THE RECORDS:
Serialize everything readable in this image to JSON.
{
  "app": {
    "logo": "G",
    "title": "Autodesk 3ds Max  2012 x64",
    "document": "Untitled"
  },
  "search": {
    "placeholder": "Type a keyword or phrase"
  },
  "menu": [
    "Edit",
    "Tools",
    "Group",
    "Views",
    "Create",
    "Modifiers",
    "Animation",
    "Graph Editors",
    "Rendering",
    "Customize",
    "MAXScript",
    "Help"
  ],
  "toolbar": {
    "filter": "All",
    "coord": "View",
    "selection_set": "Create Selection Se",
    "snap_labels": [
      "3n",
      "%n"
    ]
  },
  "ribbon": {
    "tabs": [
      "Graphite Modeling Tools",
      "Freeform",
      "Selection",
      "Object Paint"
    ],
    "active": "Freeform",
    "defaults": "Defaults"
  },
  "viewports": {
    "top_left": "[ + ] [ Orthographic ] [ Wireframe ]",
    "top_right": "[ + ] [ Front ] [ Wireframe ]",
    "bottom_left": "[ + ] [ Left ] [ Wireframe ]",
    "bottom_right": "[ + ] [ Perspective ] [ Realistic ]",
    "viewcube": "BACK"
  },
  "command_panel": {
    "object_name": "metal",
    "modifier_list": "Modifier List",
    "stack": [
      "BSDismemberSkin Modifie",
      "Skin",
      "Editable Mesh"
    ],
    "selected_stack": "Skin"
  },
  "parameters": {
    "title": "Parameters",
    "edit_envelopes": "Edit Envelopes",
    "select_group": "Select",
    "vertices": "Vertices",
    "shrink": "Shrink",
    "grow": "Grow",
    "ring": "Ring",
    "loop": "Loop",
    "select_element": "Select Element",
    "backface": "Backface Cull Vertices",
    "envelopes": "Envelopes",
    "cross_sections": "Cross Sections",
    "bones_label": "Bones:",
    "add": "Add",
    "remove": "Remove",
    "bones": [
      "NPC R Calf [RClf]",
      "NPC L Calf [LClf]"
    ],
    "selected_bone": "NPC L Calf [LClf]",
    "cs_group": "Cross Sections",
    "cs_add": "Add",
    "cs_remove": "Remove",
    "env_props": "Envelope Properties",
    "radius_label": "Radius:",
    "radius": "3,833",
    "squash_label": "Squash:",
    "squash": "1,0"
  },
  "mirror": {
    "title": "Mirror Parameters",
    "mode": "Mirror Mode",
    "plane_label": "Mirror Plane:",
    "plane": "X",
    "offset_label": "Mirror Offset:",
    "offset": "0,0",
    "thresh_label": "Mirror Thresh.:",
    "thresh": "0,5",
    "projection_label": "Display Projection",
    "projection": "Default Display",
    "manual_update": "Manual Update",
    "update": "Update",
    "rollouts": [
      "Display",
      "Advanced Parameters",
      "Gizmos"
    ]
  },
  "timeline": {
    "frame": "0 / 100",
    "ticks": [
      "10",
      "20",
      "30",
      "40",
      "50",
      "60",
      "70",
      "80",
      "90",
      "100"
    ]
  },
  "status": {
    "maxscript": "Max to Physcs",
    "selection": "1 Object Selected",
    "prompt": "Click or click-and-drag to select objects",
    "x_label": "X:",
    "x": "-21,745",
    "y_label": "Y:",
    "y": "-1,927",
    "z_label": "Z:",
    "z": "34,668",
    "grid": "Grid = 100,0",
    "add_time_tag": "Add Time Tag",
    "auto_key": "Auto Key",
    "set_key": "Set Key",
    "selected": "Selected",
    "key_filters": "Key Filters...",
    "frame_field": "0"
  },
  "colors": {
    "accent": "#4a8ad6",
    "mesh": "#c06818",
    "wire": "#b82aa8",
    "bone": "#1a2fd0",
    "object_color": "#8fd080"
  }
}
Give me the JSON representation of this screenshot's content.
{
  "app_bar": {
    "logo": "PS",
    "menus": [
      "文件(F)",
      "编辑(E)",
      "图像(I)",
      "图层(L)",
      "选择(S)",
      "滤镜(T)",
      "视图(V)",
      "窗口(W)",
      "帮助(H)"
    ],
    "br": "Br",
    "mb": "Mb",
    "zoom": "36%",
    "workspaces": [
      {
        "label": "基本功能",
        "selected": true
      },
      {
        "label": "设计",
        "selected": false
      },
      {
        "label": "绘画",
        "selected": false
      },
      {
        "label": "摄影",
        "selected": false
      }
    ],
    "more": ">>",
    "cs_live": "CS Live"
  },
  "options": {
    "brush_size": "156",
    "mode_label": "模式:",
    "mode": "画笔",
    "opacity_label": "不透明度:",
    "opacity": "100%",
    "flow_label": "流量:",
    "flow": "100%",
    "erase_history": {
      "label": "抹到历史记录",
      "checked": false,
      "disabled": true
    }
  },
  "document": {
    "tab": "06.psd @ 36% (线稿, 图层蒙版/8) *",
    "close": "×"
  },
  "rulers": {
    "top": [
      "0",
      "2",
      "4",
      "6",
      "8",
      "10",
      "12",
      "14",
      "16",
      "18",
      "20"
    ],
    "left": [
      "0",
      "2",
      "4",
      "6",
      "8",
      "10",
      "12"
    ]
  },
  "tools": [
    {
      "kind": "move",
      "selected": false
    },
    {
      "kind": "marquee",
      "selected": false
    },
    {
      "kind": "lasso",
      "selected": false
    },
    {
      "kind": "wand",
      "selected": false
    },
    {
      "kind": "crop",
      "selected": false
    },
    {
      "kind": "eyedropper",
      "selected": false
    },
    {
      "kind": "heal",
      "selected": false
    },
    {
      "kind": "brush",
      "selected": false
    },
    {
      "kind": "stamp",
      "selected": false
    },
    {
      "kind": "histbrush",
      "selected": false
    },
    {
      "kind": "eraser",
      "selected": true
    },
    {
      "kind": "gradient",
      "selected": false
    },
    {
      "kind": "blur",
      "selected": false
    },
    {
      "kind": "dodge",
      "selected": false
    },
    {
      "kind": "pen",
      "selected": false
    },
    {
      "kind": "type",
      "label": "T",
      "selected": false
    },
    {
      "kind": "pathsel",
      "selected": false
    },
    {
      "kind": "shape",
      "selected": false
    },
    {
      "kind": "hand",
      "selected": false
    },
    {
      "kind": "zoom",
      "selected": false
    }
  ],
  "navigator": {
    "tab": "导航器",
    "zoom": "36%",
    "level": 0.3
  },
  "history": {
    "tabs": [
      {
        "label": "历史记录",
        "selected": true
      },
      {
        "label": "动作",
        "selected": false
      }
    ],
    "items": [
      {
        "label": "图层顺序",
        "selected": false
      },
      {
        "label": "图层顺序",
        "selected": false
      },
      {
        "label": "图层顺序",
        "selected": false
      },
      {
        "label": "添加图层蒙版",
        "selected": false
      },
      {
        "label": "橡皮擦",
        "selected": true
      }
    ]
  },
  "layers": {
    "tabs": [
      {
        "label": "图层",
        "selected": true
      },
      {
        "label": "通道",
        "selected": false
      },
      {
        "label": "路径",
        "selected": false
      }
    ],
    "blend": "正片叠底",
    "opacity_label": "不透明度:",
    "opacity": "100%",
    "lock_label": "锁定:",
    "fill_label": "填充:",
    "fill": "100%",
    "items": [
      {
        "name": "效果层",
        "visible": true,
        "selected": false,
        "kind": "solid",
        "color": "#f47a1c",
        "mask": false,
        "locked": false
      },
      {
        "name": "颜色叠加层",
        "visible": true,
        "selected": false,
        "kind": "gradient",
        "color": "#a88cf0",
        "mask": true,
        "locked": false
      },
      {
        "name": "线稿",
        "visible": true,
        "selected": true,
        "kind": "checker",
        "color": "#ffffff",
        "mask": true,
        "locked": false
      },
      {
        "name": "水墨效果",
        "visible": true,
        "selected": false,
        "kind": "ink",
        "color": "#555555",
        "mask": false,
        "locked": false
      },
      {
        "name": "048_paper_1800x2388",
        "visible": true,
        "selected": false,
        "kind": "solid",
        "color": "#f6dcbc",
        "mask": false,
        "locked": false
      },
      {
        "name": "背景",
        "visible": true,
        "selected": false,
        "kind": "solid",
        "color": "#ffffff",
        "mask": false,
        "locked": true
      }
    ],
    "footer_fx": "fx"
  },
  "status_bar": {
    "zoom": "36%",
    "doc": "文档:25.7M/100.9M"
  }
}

PROBLEM DESCRIPTION: Go through the records and show every line with the string "Cross" in it.

RESULT OF THE TASK:
    "cross_sections": "Cross Sections",
    "cs_group": "Cross Sections",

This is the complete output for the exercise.